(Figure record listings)
"""

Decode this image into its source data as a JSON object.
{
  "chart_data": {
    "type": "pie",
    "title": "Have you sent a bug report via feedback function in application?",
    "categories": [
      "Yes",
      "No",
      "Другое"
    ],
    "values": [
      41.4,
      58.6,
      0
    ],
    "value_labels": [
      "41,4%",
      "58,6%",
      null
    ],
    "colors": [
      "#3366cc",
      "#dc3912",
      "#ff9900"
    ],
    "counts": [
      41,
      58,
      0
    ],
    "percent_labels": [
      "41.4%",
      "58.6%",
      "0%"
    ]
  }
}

"""
"""

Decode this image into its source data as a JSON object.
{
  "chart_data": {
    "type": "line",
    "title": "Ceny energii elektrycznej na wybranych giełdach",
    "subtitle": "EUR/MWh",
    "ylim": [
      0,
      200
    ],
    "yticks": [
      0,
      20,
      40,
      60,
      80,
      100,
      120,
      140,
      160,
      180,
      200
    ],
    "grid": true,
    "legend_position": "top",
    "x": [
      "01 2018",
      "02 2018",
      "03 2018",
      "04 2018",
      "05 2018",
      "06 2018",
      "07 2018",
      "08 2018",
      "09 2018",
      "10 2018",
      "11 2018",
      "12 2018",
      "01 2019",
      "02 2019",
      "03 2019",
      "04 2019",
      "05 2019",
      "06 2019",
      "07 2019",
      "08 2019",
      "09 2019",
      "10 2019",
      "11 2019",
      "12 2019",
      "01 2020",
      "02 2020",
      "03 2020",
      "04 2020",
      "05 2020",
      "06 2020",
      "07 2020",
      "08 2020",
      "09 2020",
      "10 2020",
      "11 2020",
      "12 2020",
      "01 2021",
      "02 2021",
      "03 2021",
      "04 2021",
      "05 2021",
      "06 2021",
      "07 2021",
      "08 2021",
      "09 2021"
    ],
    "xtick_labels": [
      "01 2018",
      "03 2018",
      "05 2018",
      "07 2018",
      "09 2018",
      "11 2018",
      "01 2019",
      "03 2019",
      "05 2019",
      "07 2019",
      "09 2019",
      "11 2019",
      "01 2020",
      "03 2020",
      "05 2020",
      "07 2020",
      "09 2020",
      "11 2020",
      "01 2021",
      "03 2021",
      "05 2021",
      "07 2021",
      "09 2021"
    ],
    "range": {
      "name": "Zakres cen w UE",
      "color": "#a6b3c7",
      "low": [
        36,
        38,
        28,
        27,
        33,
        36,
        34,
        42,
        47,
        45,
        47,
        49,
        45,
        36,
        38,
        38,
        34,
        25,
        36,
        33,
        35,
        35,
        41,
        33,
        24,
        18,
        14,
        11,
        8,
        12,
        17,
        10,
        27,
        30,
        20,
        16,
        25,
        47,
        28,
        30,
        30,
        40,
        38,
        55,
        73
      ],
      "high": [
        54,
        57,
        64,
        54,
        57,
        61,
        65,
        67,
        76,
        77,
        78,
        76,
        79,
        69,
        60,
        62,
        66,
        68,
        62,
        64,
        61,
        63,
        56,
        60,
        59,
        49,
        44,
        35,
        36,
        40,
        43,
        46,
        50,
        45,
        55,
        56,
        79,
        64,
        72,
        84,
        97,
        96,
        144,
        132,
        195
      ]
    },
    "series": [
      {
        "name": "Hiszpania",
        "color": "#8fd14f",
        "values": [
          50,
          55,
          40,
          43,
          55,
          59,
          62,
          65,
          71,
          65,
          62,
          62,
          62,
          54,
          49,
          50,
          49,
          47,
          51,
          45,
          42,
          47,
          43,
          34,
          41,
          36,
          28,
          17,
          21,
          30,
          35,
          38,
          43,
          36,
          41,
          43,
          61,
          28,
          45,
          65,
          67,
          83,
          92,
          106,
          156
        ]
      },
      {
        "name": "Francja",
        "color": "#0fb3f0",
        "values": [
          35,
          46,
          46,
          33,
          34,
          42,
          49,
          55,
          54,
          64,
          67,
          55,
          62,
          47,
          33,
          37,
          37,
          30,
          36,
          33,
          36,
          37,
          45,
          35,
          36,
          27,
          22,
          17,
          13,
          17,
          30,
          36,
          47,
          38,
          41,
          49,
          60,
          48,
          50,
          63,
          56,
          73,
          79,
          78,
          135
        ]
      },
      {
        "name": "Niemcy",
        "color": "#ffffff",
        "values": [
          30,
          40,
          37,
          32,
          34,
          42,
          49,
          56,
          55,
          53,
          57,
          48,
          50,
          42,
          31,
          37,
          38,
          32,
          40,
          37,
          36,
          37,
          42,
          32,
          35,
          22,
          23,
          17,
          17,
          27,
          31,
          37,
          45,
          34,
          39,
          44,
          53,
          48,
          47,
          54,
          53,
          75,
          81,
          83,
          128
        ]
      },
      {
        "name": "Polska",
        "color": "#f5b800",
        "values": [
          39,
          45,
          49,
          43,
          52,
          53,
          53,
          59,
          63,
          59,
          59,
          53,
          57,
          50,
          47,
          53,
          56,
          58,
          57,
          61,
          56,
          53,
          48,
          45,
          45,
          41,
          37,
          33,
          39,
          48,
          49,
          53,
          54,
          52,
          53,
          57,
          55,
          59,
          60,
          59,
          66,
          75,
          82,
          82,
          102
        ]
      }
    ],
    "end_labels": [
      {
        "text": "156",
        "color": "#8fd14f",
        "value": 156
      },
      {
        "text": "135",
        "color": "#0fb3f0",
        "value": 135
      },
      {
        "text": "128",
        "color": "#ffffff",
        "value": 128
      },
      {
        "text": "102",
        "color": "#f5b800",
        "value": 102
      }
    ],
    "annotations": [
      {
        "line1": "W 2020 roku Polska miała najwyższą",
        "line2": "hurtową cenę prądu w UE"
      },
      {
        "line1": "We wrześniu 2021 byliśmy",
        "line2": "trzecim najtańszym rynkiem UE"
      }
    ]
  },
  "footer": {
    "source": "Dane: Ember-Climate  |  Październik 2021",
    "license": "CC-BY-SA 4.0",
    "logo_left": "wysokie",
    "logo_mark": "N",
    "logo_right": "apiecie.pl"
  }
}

"""
"""

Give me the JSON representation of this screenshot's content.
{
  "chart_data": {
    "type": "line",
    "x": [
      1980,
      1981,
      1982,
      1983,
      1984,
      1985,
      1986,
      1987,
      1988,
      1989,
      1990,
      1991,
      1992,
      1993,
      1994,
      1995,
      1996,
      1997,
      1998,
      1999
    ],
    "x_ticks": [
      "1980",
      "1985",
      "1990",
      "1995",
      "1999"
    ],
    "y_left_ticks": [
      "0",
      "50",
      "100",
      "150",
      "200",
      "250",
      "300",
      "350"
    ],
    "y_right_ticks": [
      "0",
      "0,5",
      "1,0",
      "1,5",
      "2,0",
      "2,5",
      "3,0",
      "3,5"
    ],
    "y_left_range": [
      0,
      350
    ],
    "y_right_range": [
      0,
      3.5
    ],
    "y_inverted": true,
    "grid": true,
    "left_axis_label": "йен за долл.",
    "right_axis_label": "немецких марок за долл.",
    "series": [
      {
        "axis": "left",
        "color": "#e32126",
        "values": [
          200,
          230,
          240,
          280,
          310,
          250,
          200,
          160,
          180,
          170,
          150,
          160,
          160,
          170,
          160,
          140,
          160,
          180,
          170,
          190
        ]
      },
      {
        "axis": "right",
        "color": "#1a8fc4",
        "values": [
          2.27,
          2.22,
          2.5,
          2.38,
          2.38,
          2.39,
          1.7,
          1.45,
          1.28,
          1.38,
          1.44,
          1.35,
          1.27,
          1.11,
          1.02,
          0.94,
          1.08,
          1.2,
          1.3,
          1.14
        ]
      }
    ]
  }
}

"""

Gather up every line in the data above that contains the word "долл", copying each one.

    "left_axis_label": "йен за долл.",
    "right_axis_label": "немецких марок за долл.",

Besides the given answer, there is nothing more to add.